**本文の抜粋:**
○ ○ ○ ○ ○ ○ ○
説明

管体や継手の接続方法、及び管体接続用マーキングゲージ

【課題】 管体や継手の接続方法において、接続後挿入側管体が特定された最終挿入長を維持して挿入されたか否かを確認できる管体の接続方法と、同管体の接続方法を実施するために使用される管体接続用マーキングゲージを提供する。
【解決手段】 挿入側管体の特定された最終挿入長位置より所定距離だけ管中央寄りに離れた位置の表面に予めマーキング線を施しておき、該挿入側管体を被挿入側管体に挿入する際、前記マーキング線が被挿入側管体の後端位置よりも所定距離だけ離れた位置に止まるように挿入して、接続作業時に挿入側管体の特定最終挿入長を容易に過不足無く維持でき、かつ挿入側管体の挿入時にその表面に塗布された接着剤、又は溶剤による溶融樹脂のはみ出しがあっても前記マーキング線が隠れることなく特定最終挿入長を容易に確保できる管体の接続方法、及び同管体の接続方法に使用される管体接続用マーキングゲージによる。

【発明の詳細な説明】
【技術分野】
【0001】
本発明は、硬質ビニル管や、その規格(JIS K6741)より派生した用途別の各種規格に準拠した樹脂製管における管体と継手、あるいは管体同士の接続方法、特に管体の用途、管径ごとに特定された最終挿入長(以下特定最終挿入長と記す)を過不足なく維持でき、かつ接続によって隠されることのないマーキング線を挿入側管体表面へ施して行う管体や継手の接続方法、及びその接続方法を実施すために使用する管体接続用マーキングゲージに関する。
○ ○ ○ ○ ○ ○ ○
**データ抜粋:**
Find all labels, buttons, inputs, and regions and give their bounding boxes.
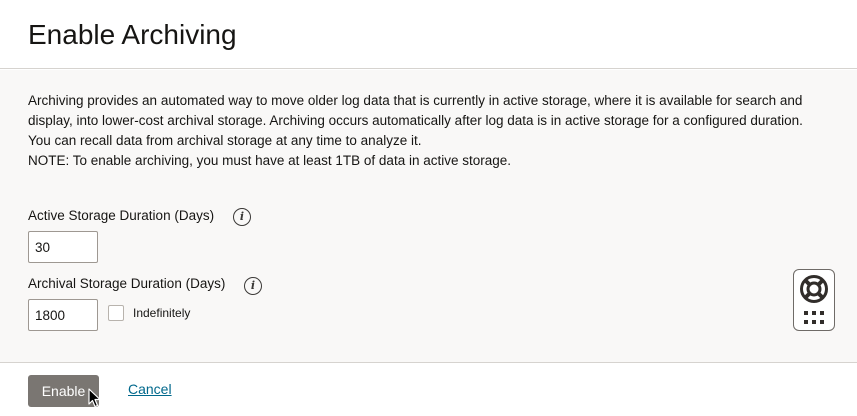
○ ○ ○ ○ ○ ○ ○
**作業内容:** 本文の抜粋では、硬質ビニル管の規格として何が挙げられていますか。

**作業の結果:** JIS K6741です。